_Data records:_
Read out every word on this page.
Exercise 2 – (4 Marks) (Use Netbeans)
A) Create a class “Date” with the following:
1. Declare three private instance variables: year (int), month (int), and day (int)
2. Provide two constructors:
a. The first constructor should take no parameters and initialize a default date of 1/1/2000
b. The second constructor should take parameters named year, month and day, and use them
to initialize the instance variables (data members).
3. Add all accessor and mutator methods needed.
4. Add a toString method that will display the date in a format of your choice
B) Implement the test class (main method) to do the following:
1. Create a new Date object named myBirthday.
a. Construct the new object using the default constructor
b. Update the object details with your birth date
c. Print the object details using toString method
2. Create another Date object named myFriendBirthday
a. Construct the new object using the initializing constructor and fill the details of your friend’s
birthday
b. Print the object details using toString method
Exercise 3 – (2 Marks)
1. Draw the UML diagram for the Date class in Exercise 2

==

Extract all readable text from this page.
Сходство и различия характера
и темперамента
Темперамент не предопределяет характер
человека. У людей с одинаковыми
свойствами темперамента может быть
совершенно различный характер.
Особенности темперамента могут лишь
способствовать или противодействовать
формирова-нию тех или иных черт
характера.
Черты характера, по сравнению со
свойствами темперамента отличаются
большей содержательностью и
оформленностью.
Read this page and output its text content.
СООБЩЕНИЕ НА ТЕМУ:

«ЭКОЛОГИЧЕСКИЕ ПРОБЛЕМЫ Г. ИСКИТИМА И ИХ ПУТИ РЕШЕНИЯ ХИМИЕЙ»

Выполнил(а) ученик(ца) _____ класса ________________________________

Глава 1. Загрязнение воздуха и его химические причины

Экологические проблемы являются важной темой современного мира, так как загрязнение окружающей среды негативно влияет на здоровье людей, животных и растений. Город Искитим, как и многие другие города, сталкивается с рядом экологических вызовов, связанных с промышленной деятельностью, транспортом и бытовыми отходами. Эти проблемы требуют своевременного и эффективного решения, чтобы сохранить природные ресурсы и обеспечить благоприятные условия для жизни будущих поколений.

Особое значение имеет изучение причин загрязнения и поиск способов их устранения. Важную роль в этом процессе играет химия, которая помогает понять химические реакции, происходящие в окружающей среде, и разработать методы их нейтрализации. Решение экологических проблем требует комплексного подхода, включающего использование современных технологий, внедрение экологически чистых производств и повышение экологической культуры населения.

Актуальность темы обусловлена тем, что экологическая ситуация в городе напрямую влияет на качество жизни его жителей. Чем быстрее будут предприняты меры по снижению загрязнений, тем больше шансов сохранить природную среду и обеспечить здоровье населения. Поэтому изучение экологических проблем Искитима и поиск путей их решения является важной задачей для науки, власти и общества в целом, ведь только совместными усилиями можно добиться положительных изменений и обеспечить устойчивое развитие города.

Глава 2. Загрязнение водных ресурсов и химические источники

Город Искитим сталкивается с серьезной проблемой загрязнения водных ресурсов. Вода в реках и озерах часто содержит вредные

---

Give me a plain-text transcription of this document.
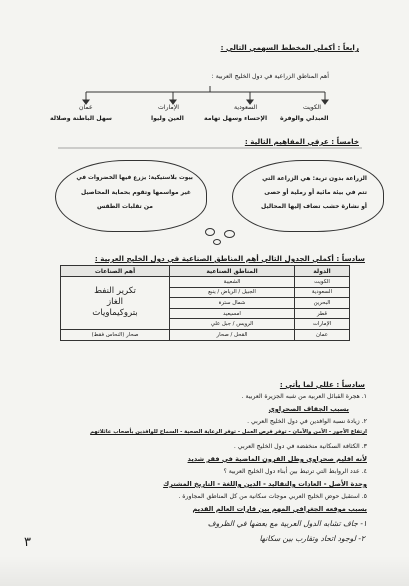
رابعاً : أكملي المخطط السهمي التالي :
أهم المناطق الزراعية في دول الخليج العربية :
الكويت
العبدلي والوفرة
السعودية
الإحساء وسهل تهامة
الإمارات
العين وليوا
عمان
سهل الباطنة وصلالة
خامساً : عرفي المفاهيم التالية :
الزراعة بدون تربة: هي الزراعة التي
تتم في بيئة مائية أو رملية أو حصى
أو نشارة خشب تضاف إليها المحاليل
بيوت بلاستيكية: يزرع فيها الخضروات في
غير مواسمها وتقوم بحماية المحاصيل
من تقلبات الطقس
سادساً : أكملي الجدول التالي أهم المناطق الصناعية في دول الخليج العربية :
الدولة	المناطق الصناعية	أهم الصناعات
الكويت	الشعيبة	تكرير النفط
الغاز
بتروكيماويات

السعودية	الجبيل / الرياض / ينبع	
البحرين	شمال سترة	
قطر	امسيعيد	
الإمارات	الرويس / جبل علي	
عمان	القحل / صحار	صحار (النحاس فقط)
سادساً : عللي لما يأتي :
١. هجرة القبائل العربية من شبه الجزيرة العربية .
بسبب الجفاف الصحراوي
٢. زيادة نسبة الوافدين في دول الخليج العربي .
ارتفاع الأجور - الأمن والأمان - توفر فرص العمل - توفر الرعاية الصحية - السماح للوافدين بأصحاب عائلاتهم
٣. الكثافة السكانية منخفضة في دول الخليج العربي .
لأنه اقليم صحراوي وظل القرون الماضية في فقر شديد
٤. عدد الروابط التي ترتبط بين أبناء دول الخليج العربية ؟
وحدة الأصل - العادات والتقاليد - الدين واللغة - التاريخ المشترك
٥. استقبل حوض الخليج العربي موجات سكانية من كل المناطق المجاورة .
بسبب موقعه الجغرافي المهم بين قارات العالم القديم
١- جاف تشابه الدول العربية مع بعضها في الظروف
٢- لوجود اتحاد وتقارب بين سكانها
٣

_WHAT YOU NEED TO DO:_ Scan the material above. Extract every line in which the word "السعودية" occurs.

_WRITTEN SOLUTION:_
السعودية
السعودية	الجبيل / الرياض / ينبع	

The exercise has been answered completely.